- Records for this exercise
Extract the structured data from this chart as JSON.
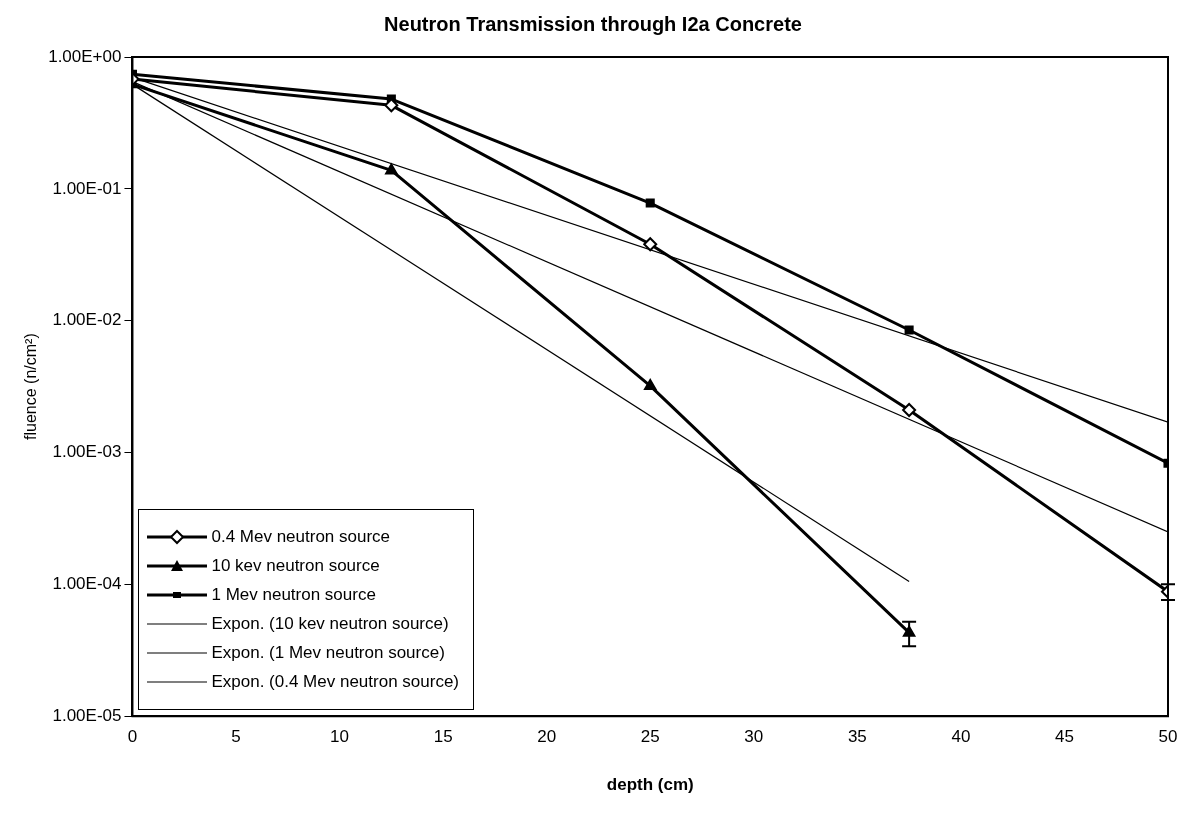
{
  "chart_data": {
    "type": "line",
    "title": "Neutron Transmission through I2a Concrete",
    "xlabel": "depth (cm)",
    "ylabel": "fluence (n/cm²)",
    "x": [
      0,
      12.5,
      25,
      37.5,
      50
    ],
    "log": "y",
    "xlim": [
      0,
      50
    ],
    "xticks": [
      0,
      5,
      10,
      15,
      20,
      25,
      30,
      35,
      40,
      45,
      50
    ],
    "ylim": [
      1e-05,
      1
    ],
    "yticks": [
      {
        "value": 1e-05,
        "label": "1.00E-05"
      },
      {
        "value": 0.0001,
        "label": "1.00E-04"
      },
      {
        "value": 0.001,
        "label": "1.00E-03"
      },
      {
        "value": 0.01,
        "label": "1.00E-02"
      },
      {
        "value": 0.1,
        "label": "1.00E-01"
      },
      {
        "value": 1,
        "label": "1.00E+00"
      }
    ],
    "grid": false,
    "legend": "bottom left",
    "series": [
      {
        "name": "0.4 Mev neutron source",
        "color": "#000000",
        "marker": "diamond",
        "values": [
          0.68,
          0.43,
          0.038,
          0.0021,
          8.8e-05
        ],
        "errors": [
          null,
          null,
          null,
          null,
          1.2e-05
        ]
      },
      {
        "name": "10 kev neutron source",
        "color": "#000000",
        "marker": "triangle",
        "values": [
          0.62,
          0.138,
          0.0032,
          4.3e-05
        ],
        "x": [
          0,
          12.5,
          25,
          37.5
        ],
        "errors": [
          null,
          null,
          null,
          9e-06
        ]
      },
      {
        "name": "1 Mev neutron source",
        "color": "#000000",
        "marker": "square",
        "values": [
          0.74,
          0.48,
          0.078,
          0.0085,
          0.00083
        ]
      },
      {
        "name": "Expon. (10 kev neutron source)",
        "color": "#000000",
        "marker": "none",
        "x": [
          0,
          37.5
        ],
        "values": [
          0.62,
          0.000105
        ]
      },
      {
        "name": "Expon. (1 Mev neutron source)",
        "color": "#000000",
        "marker": "none",
        "x": [
          0,
          50
        ],
        "values": [
          0.7,
          0.0017
        ]
      },
      {
        "name": "Expon. (0.4 Mev neutron source)",
        "color": "#000000",
        "marker": "none",
        "x": [
          0,
          50
        ],
        "values": [
          0.65,
          0.00025
        ]
      }
    ]
  }
}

- Goal of the exercise
Omit every picture, then repeat the remaining data exactly as it appears above.

- Response to the task
Extract the structured data from this chart as JSON.
{
  "chart_data": {
    "type": "line",
    "title": "Neutron Transmission through I2a Concrete",
    "xlabel": "depth (cm)",
    "ylabel": "fluence (n/cm²)",
    "x": [
      0,
      12.5,
      25,
      37.5,
      50
    ],
    "log": "y",
    "xlim": [
      0,
      50
    ],
    "xticks": [
      0,
      5,
      10,
      15,
      20,
      25,
      30,
      35,
      40,
      45,
      50
    ],
    "ylim": [
      1e-05,
      1
    ],
    "yticks": [
      {
        "value": 1e-05,
        "label": "1.00E-05"
      },
      {
        "value": 0.0001,
        "label": "1.00E-04"
      },
      {
        "value": 0.001,
        "label": "1.00E-03"
      },
      {
        "value": 0.01,
        "label": "1.00E-02"
      },
      {
        "value": 0.1,
        "label": "1.00E-01"
      },
      {
        "value": 1,
        "label": "1.00E+00"
      }
    ],
    "grid": false,
    "legend": "bottom left",
    "series": [
      {
        "name": "0.4 Mev neutron source",
        "color": "#000000",
        "marker": "diamond",
        "values": [
          0.68,
          0.43,
          0.038,
          0.0021,
          8.8e-05
        ],
        "errors": [
          null,
          null,
          null,
          null,
          1.2e-05
        ]
      },
      {
        "name": "10 kev neutron source",
        "color": "#000000",
        "marker": "triangle",
        "values": [
          0.62,
          0.138,
          0.0032,
          4.3e-05
        ],
        "x": [
          0,
          12.5,
          25,
          37.5
        ],
        "errors": [
          null,
          null,
          null,
          9e-06
        ]
      },
      {
        "name": "1 Mev neutron source",
        "color": "#000000",
        "marker": "square",
        "values": [
          0.74,
          0.48,
          0.078,
          0.0085,
          0.00083
        ]
      },
      {
        "name": "Expon. (10 kev neutron source)",
        "color": "#000000",
        "marker": "none",
        "x": [
          0,
          37.5
        ],
        "values": [
          0.62,
          0.000105
        ]
      },
      {
        "name": "Expon. (1 Mev neutron source)",
        "color": "#000000",
        "marker": "none",
        "x": [
          0,
          50
        ],
        "values": [
          0.7,
          0.0017
        ]
      },
      {
        "name": "Expon. (0.4 Mev neutron source)",
        "color": "#000000",
        "marker": "none",
        "x": [
          0,
          50
        ],
        "values": [
          0.65,
          0.00025
        ]
      }
    ]
  }
}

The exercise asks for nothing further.